Revisiting Milligan
By Rachael Beardsley
Although more than 40 years have passed, Dr. David Malawista still remembers caring for one of The Ridges’ most infamous patients. He remembers the chaos of media attention that often got in the way of treatments. He remembers the wild hospital environment, full of people seeking fame and attention rather than caring for the mentally ill.
And, he remembers the man who was at the center of it all.
Billy Milligan isn’t someone you forget.
In December 1978, people across the state were focused on the Athens Mental Health Center. Its newest patient, William “Billy” Milligan, had recently made history as the first person to successfully use multiple personality disorder as an insanity defense. As soon as his trial ended, he was taken to Athens and settled down for the night in a small room overlooking Ohio University. Milligan, a man some people saw as soft-spoken, frightened and abused, had just been tried for raping three women at Ohio State University. Though Milligan had committed the crimes, he was sent to a mental health facility rather than a prison when his severe mental illness became apparent.
Milligan was diagnosed with multiple personalities, a condition now called dissociative identity disorder. Many people were sympathetic to his condition, but the outrageous claims were causing others to question if he was fooling everyone, especially his doctors in Athens.
“A group of the staff [at the Athens Mental Health Center] was sort of pro-multiple personalities, and some of us remained skeptics throughout the whole thing,” said Malawista, senior staff psychologist at the hospital during the time Milligan was treated. “I think he was putting a lot of it on. Billy was smart, he was a bright guy, which made him more difficult to deal with and more dangerous.”
Milligan’s transfer to the Athens Mental Health Center came with many added difficulties. Journalists wrote scathing articles criticizing the ruling in the case, and many accused Milligan’s attending physician, Dr. David Caul, of giving him special treatment. Community members were concerned for their safety, and Milligan’s erratic behavior—arguing between his different personalities, resisting treatment and trying to sue his doctors and lawyers— escalated the tension.
And, in the middle of it all was an OU professor.
Daniel Keyes, who taught creative writing at OU, began to visit Milligan regularly. He was interviewing Milligan for a book he planned to write about Milligan's life. Keyes, who had already been nationally recognized for his book Flowers for Algernon, was looking for his next big story.
“Having someone like Daniel Keyes come in, and so often, was very out of the ordinary,” Malawista says.
Keyes interviewed Milligan over the course of many weeks, and he witnessed Milligan’s transformation as his doctors coaxed him into “fusing” his many personalities. The fused Milligan claimed to have “almost total recall” of all his memories. This allowed Keyes to create a vivid biography of Milligan’s life.
--- --- ---
__HOW TO COMPLETE THIS TASK__: Continue the article about Billy Milligan's treatment at the Athens Mental Health Center from its last paragraph.
--- --- ---
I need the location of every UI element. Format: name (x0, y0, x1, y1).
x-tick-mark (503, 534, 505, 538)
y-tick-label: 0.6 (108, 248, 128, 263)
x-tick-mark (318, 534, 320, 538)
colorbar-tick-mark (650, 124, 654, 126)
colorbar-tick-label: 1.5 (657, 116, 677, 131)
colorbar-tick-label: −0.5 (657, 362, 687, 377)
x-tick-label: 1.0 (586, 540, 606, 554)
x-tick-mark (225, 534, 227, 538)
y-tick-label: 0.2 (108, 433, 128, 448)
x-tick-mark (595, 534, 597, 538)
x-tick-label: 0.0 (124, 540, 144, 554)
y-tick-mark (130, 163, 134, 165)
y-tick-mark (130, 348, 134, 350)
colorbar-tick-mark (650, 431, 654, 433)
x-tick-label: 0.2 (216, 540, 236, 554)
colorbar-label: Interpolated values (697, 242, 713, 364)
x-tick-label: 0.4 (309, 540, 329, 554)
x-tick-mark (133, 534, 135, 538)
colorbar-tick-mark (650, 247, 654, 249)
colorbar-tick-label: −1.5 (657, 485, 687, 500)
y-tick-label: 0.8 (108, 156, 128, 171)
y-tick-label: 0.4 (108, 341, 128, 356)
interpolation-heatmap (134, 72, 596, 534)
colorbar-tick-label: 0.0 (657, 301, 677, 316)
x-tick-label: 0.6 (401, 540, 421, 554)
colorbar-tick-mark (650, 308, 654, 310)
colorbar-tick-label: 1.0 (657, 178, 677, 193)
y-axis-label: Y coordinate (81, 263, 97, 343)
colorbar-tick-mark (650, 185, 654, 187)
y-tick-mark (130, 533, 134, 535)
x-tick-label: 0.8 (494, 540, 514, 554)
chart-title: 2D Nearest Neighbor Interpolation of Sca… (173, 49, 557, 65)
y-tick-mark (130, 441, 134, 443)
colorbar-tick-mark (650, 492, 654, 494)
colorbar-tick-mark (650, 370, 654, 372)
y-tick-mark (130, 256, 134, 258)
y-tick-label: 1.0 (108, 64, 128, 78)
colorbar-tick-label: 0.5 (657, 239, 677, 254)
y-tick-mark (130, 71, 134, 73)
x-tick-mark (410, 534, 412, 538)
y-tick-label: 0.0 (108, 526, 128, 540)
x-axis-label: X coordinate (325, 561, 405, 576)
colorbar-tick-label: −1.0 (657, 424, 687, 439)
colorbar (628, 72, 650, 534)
--- --- ---
__RESULT__:
Keyes soon discovered the long, chaotic path that led Milligan to Athens. Milligan’s life was filled with instances of tragedy, abuse and criminal activity.
Milligan said one of his stepfathers emotionally, physically and sexually abused him during his adolescence, a claim his mother and brother supported. Current understanding of dissociative identity disorder states the illness often arises after severe childhood trauma, like those Milligan described to Keyes. Malawista says it is a coping mechanism to deal with the pain.
“The notion is, there is something going on in this person’s life … that is so psychologically untenable, I can’t look at it; I can’t think about it; I can’t deal with it,” Malawista says. “So I literally split off a piece of my personality and develop a piece of my personality to manage that particular element of my life.”
As Milligan grew up, his mental health problems manifested in startling ways. Keyes writes that Milligan frequently “lost time” as he switched between personalities, waking up at home, in the middle of class or in a different state with no idea how he got there.
Milligan spent time in Columbus State Hospital and was discharged to outpatient care for being disruptive. After being expelled from high school for his involvement in a bomb threat, he joined the Navy, but was discharged for erratic and unruly behavior.
In 1972, Milligan spent time in a Zanesville detention camp for teenage boys after being convicted of rape, though he said it was a false accusation. After he was released, he claimed he worked as a security guard for a drug dealer. He was arrested again in 1975 for robbing a drugstore in Lancaster, Ohio, and paroled in 1977. Six months later, he was arrested in Columbus after being identified in a photo lineup as the Ohio State rapist.
Milligan’s attorneys referred him to court-appointed psychologists after noticing his strange behavior. They even invited Dr. Cornelia Wilbur, known for having treated another patient with multiple personalities, to observe Milligan and give her diagnosis. Wilbur concurred with Milligan’s previous diagnosis, as she too believed he had multiple personalities.
Based on those findings, a judge ruled that Milligan was incompetent to stand trial. He was transferred to Harding Hospital in Worthington, Ohio, for treatment. Not all of the hospital staff believed Milligan’s diagnosis, and they reported that he threatened them with the appearance of his violent personality, known as Ragen, to get more privileges.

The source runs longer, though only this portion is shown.